WHAT YOU SHOULD DO:
Look for the string "Figure" in every line, and copy each line that has it.
##### EXCERPTED RECORDS #####
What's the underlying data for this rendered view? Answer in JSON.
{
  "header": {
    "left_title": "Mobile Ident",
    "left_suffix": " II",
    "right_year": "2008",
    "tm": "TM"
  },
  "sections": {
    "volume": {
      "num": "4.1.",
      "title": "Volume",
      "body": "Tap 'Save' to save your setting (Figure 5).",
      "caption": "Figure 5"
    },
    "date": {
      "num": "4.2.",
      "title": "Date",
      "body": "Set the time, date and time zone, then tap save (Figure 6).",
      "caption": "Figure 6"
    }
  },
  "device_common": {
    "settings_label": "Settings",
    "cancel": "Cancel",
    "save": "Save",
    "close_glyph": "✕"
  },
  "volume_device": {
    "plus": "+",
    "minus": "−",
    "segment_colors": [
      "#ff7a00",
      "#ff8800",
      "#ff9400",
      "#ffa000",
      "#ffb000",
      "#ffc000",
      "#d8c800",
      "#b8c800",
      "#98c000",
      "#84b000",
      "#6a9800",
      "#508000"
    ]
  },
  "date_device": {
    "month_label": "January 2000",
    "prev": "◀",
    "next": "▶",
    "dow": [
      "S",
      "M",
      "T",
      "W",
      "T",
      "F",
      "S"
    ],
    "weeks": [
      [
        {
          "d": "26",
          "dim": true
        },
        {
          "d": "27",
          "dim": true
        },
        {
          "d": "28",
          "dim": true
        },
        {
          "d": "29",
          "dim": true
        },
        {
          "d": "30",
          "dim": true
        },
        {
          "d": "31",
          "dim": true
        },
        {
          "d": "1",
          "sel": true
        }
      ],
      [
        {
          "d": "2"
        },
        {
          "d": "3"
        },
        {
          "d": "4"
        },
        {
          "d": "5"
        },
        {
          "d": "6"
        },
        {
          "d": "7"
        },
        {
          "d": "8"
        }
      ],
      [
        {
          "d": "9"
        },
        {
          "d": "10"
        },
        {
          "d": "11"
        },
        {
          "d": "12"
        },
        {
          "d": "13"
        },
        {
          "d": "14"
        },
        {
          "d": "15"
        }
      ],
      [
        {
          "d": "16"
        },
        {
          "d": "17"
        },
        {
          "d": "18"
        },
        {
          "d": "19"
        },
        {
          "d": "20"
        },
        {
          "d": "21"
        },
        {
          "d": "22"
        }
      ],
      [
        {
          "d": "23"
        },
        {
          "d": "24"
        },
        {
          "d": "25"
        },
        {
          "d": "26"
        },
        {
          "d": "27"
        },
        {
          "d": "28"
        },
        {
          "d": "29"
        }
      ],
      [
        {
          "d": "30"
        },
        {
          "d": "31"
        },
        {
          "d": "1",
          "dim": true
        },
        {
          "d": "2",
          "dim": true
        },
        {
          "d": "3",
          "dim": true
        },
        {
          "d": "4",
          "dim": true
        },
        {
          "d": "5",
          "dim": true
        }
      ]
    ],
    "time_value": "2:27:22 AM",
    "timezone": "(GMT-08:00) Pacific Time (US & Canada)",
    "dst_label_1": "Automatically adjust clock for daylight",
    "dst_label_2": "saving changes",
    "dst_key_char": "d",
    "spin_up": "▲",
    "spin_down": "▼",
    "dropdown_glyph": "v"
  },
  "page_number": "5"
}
#####
TASK OUTPUT:
      "body": "Tap 'Save' to save your setting (Figure 5).",
      "caption": "Figure 5"
      "body": "Set the time, date and time zone, then tap save (Figure 6).",
      "caption": "Figure 6"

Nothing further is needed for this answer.